## PROBLEM TO SOLVE
Could every line of the data be printed exactly as it reads?

## RAW DATA

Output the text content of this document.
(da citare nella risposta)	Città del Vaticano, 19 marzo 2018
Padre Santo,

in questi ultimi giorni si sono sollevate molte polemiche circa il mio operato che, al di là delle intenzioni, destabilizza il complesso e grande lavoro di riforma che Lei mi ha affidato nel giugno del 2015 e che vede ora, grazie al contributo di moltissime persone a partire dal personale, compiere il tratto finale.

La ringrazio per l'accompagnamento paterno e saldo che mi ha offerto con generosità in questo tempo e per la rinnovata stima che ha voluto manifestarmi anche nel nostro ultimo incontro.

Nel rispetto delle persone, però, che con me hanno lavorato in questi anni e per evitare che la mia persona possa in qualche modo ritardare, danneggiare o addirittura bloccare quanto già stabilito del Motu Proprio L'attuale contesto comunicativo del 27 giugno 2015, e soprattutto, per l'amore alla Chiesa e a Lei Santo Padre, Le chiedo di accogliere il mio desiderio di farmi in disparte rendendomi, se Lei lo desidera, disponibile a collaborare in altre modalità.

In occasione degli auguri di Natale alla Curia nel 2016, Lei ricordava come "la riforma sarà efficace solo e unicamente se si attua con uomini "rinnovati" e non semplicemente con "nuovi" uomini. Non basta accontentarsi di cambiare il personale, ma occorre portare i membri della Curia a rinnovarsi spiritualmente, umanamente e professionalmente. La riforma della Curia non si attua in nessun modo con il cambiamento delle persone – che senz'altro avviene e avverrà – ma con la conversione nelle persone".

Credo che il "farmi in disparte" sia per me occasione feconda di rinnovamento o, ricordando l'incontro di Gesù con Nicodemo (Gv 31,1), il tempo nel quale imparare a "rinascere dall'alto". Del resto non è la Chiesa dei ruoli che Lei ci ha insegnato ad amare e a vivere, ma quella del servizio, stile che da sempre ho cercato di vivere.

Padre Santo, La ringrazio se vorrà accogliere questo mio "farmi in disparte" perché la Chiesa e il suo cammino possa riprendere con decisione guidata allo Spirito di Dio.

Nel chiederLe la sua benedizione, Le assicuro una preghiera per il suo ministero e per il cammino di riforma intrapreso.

## EXERCISE RESULT
Output the text content of this document.
(da citare nella risposta)	Città del Vaticano, 19 marzo 2018
Padre Santo,

in questi ultimi giorni si sono sollevate molte polemiche circa il mio operato che, al di là delle intenzioni, destabilizza il complesso e grande lavoro di riforma che Lei mi ha affidato nel giugno del 2015 e che vede ora, grazie al contributo di moltissime persone a partire dal personale, compiere il tratto finale.

La ringrazio per l'accompagnamento paterno e saldo che mi ha offerto con generosità in questo tempo e per la rinnovata stima che ha voluto manifestarmi anche nel nostro ultimo incontro.

Nel rispetto delle persone, però, che con me hanno lavorato in questi anni e per evitare che la mia persona possa in qualche modo ritardare, danneggiare o addirittura bloccare quanto già stabilito del Motu Proprio L'attuale contesto comunicativo del 27 giugno 2015, e soprattutto, per l'amore alla Chiesa e a Lei Santo Padre, Le chiedo di accogliere il mio desiderio di farmi in disparte rendendomi, se Lei lo desidera, disponibile a collaborare in altre modalità.

In occasione degli auguri di Natale alla Curia nel 2016, Lei ricordava come "la riforma sarà efficace solo e unicamente se si attua con uomini "rinnovati" e non semplicemente con "nuovi" uomini. Non basta accontentarsi di cambiare il personale, ma occorre portare i membri della Curia a rinnovarsi spiritualmente, umanamente e professionalmente. La riforma della Curia non si attua in nessun modo con il cambiamento delle persone – che senz'altro avviene e avverrà – ma con la conversione nelle persone".

Credo che il "farmi in disparte" sia per me occasione feconda di rinnovamento o, ricordando l'incontro di Gesù con Nicodemo (Gv 31,1), il tempo nel quale imparare a "rinascere dall'alto". Del resto non è la Chiesa dei ruoli che Lei ci ha insegnato ad amare e a vivere, ma quella del servizio, stile che da sempre ho cercato di vivere.

Padre Santo, La ringrazio se vorrà accogliere questo mio "farmi in disparte" perché la Chiesa e il suo cammino possa riprendere con decisione guidata allo Spirito di Dio.

Nel chiederLe la sua benedizione, Le assicuro una preghiera per il suo ministero e per il cammino di riforma intrapreso.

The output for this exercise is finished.